* [TASK STATEMENT]:
Filter the listing and keep only the lines with the word "PATERSON".

═══ LISTED ENTRIES ═══

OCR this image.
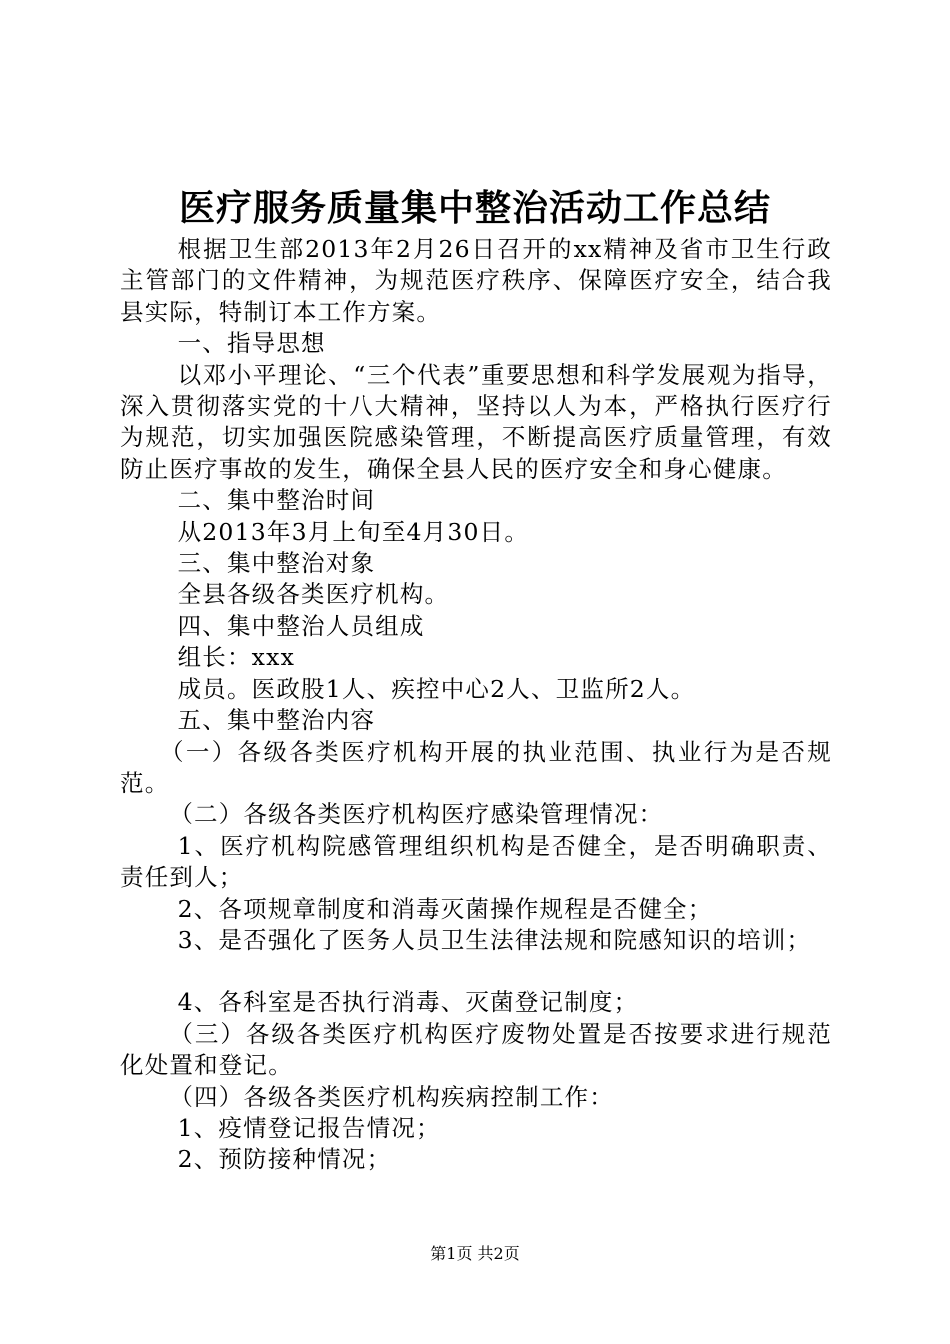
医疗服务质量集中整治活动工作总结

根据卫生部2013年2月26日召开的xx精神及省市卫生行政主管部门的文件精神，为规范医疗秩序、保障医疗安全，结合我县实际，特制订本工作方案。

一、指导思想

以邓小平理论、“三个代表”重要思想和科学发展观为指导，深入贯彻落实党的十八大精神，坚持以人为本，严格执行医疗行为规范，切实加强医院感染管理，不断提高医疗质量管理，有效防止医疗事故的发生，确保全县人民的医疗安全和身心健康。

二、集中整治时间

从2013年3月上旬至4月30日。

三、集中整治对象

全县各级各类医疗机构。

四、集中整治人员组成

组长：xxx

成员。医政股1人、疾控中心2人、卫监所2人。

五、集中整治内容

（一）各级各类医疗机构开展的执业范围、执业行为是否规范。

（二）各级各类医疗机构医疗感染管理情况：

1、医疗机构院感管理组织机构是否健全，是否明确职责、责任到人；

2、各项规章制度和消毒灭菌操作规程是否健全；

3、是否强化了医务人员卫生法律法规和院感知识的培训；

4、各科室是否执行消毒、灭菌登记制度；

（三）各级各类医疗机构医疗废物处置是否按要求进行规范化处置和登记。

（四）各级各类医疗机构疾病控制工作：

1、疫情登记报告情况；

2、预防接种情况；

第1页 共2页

═══
═══ LISTED ENTRIES ═══

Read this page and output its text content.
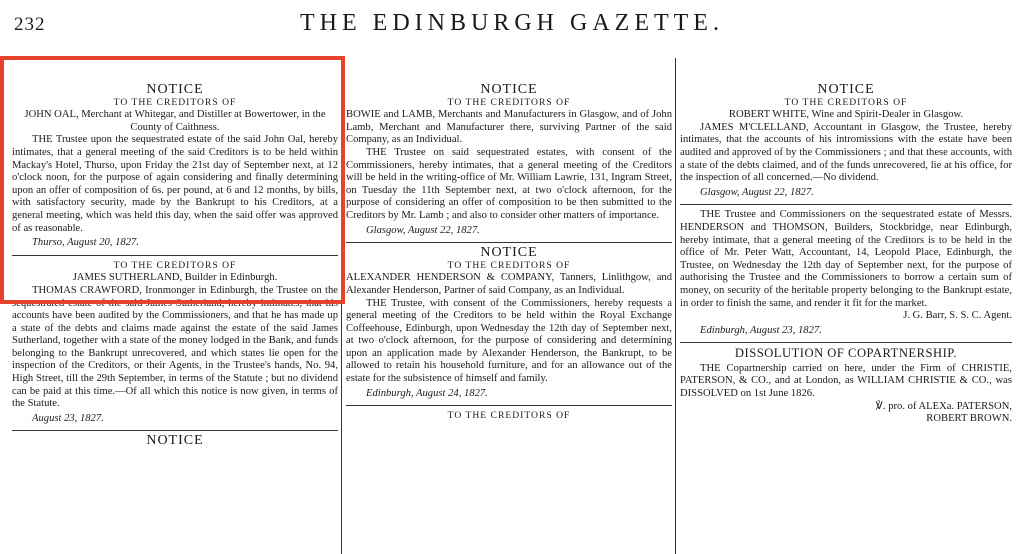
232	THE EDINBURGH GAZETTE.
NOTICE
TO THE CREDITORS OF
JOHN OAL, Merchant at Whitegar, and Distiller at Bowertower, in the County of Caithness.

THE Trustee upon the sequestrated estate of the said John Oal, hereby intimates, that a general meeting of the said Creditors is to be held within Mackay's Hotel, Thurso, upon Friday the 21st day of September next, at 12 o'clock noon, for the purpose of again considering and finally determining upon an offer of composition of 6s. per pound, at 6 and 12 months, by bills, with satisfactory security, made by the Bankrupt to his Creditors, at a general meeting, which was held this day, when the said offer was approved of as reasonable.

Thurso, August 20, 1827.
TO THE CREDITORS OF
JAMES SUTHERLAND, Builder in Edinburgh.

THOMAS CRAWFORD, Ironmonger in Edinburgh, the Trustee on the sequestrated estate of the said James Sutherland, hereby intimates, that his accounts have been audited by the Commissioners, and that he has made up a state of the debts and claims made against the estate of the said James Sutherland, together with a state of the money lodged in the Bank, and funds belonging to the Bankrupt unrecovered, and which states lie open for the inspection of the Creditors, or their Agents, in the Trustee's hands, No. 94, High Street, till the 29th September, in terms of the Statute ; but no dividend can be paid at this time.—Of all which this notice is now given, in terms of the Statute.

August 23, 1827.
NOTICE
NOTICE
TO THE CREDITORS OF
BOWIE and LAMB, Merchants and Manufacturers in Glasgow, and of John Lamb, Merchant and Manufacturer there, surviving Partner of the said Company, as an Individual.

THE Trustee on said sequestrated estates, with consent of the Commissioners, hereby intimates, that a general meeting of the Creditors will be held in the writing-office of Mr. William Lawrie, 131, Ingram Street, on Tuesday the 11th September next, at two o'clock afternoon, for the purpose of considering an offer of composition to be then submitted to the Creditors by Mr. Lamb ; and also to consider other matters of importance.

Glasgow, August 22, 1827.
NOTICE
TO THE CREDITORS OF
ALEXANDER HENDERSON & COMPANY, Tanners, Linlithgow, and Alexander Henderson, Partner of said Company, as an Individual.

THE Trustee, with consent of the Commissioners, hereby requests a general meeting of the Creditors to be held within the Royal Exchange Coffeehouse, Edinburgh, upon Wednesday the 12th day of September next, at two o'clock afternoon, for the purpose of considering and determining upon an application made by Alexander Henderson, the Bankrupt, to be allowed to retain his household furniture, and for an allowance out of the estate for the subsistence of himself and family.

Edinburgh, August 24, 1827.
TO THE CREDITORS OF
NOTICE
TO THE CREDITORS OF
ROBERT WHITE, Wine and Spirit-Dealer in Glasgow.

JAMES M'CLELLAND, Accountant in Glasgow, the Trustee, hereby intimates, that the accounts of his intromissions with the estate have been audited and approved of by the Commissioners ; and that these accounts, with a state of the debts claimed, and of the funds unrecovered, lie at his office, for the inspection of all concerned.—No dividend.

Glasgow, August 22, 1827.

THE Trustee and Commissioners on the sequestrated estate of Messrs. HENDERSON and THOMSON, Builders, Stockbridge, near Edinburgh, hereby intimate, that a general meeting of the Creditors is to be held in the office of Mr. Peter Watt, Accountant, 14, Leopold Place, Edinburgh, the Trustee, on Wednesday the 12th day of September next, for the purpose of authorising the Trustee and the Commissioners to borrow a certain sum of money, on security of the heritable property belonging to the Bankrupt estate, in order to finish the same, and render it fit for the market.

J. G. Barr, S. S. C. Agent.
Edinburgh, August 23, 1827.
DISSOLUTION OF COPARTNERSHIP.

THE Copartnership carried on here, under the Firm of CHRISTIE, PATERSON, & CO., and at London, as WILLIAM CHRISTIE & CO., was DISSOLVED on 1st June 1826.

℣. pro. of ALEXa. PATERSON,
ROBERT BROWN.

═══

* [PROBLEM SOLUTION]:
THE Copartnership carried on here, under the Firm of CHRISTIE, PATERSON, & CO., and at London, as WILLIAM CHRISTIE & CO., was DISSOLVED on 1st June 1826.
℣. pro. of ALEXa. PATERSON,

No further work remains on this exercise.